- EXTRACT TO READ -
● ● ● ●
Brothers and sisters of charity
"At the time being, the condition of the working classes is the pressing question of the hour.”
IT WAS NOT Charles Dickens, Victor Hugo, or even Karl Marx who penned that sentence. It was Pope Leo XIII in “On Capital and Labor” (Rerum Novarum, 1891), an encyclical (papal letter) inaugurating a series of documents we now refer to as “modern Catholic social teaching.” As industrialization and urbanization came to the Christian West, the churches of Europe and the Americas felt compelled to respond to the new problems of an industrial world.
It was natural that Roman Catholicism, the West’s largest body of believers, was on the frontlines of this response. The Catholic Church possessed a highly developed system of social institutions (hospitals, schools, orphanages, and the religious orders that served them). It also had an extensive system of intellectual institutions (seminaries, universities, and publications). Its response was therefore both practical and theoretical. The challenges presented by capitalism and socialism absorbed the attention of some of Catholicism’s best and brightest minds in this new era.
Rekindling the flame
In France Blessed Frederic Ozanam (1813–1853) put Christian ideals into action by founding one of the world’s largest charitable organizations, the Society of St. Vincent de Paul. When Ozanam moved to Paris at the age of 18, he was shocked at the sight of “dilapidated tall tenements” and “grimy and cluttered” narrow streets hidden behind aristocratic neighborhoods. “The earth has become a chilly place,” he wrote. “It is up to us Catholics to rekindle the flame of human warmth going out.”
Ozanam urged charity motivated by genuine Christian love rather than guilt or paternalism. He saw service of the poor as a profoundly spiritual encounter with Christ himself.
Confronted by the poor, he said, “We should fall at their feet and say to them with the apostle: ‘My Lord and my God. . . . You are for us the sacred image of the God that we cannot see. Since we know not how to love him otherwise, we will love him in your people.’” Ozanam’s vision inspired millions of followers and provided renewed vigor to Catholicism’s ancient, but sometimes neglected, spirituality of social action.
● ● ● ●
- EXTRACTED INFORMATION -
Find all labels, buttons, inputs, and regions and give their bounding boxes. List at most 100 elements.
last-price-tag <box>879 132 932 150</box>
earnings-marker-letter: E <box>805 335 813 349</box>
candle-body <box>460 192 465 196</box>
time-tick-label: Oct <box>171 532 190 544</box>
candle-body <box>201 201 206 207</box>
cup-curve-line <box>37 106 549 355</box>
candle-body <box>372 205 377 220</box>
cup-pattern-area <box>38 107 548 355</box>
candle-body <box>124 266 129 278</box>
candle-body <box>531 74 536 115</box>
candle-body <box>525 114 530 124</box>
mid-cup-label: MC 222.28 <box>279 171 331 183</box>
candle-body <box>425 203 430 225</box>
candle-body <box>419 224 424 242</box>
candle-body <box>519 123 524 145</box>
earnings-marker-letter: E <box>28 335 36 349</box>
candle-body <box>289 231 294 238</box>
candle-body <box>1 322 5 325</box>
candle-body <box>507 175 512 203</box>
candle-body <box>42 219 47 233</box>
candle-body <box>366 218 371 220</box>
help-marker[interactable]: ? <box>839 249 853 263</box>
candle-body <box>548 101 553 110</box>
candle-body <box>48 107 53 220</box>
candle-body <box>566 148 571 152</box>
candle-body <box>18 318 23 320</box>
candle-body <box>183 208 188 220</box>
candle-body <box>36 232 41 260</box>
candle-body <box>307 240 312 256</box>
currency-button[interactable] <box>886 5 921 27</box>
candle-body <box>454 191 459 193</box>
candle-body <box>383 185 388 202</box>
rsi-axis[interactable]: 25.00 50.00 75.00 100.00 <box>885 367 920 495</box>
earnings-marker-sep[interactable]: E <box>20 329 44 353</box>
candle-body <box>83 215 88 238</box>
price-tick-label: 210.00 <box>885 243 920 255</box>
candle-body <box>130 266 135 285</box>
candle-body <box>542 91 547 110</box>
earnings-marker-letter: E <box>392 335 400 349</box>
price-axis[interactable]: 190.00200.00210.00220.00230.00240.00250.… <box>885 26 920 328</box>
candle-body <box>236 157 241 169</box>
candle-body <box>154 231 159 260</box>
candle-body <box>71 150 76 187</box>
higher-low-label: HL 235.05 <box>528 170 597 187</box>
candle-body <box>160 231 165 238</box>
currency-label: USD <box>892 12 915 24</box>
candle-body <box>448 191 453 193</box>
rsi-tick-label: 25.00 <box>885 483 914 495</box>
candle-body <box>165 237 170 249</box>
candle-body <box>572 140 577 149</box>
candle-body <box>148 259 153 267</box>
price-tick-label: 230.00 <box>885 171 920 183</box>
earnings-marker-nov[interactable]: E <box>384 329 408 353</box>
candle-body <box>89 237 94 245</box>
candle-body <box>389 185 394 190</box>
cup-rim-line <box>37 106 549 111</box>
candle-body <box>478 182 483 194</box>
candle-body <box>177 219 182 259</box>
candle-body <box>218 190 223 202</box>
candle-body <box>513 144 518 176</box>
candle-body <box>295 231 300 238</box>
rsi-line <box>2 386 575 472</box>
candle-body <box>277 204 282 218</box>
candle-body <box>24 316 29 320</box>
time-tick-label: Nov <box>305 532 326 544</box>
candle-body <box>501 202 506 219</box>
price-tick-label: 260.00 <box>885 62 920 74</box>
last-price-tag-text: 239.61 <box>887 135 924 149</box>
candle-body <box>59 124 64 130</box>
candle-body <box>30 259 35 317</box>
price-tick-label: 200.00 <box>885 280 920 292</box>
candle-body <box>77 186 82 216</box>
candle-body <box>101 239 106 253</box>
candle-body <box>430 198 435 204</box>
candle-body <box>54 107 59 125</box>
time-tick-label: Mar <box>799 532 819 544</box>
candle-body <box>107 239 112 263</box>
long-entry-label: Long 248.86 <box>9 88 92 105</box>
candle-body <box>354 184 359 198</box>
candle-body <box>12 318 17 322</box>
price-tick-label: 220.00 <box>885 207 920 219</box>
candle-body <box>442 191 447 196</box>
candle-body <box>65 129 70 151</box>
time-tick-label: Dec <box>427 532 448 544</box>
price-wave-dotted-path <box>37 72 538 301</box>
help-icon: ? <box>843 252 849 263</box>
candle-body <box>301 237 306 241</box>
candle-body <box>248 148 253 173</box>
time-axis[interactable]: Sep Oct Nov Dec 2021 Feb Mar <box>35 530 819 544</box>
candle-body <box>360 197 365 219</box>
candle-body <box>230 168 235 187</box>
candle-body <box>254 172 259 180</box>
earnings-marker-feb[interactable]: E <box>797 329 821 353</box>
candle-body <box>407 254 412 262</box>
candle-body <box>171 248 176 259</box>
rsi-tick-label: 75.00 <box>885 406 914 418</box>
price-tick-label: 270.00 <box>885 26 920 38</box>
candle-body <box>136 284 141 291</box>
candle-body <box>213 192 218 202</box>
● ● ● ●
- YOUR INSTRUCTIONS -
Reproduce the passage on Catholic social teaching above word for word, from "IT WAS NOT Charles" to "an industrial world.".

- FINISHED EXERCISE -
IT WAS NOT Charles Dickens, Victor Hugo, or even Karl Marx who penned that sentence. It was Pope Leo XIII in “On Capital and Labor” (Rerum Novarum, 1891), an encyclical (papal letter) inaugurating a series of documents we now refer to as “modern Catholic social teaching.” As industrialization and urbanization came to the Christian West, the churches of Europe and the Americas felt compelled to respond to the new problems of an industrial world.